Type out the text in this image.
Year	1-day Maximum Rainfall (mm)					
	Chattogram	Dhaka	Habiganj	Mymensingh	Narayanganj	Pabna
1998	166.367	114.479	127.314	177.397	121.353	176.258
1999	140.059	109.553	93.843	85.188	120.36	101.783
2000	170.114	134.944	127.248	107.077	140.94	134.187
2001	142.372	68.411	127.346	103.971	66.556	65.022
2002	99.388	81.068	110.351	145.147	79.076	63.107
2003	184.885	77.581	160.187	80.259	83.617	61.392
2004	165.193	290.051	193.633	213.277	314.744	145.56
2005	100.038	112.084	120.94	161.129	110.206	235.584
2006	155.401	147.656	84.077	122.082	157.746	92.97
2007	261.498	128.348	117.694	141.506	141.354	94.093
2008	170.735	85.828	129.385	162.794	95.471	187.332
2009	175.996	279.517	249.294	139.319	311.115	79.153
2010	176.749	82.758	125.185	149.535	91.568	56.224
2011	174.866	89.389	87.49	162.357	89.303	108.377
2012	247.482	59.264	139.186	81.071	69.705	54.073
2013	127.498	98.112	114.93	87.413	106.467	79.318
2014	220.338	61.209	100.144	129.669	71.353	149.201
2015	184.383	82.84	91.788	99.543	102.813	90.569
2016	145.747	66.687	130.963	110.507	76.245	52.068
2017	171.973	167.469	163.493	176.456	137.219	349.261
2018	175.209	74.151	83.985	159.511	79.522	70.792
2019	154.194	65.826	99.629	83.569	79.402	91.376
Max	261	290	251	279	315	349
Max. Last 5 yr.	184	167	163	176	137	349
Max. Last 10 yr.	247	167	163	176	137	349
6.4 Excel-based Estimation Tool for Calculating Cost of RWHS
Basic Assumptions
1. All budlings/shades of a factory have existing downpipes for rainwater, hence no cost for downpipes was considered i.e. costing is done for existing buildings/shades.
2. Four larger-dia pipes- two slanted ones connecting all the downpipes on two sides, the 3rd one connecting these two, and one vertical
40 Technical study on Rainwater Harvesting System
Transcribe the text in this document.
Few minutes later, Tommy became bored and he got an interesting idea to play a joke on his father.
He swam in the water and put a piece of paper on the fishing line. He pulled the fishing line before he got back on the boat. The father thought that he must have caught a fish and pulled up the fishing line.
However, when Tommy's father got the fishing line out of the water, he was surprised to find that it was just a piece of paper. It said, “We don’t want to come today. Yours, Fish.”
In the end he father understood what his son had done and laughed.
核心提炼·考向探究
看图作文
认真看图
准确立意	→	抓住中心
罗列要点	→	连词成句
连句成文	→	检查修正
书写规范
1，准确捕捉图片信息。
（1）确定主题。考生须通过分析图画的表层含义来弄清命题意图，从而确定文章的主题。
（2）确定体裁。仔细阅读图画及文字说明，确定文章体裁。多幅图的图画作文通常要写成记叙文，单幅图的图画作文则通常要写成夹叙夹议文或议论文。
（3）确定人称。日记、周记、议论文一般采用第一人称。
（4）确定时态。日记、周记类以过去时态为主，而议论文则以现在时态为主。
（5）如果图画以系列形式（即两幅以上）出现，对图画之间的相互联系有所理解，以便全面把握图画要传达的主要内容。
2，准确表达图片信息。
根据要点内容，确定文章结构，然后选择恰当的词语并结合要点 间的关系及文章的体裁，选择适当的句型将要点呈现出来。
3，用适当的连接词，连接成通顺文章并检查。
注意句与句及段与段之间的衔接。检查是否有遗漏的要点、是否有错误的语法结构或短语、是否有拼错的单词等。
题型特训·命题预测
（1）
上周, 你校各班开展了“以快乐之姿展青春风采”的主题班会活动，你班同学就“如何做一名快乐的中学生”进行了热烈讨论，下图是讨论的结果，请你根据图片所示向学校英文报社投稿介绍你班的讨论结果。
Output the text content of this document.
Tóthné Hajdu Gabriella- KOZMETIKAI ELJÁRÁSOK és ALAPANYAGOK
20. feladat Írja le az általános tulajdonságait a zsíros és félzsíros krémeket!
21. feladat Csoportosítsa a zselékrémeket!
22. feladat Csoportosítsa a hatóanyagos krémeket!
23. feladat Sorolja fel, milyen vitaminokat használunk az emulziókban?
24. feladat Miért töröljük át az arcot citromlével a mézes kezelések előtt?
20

*WHAT IS ASKED*. From the data above, copy out every line with the string "Tommy" in it.

*SOLVED PROBLEM*.
Few minutes later, Tommy became bored and he got an interesting idea to play a joke on his father.
However, when Tommy's father got the fishing line out of the water, he was surprised to find that it was just a piece of paper. It said, “We don’t want to come today. Yours, Fish.”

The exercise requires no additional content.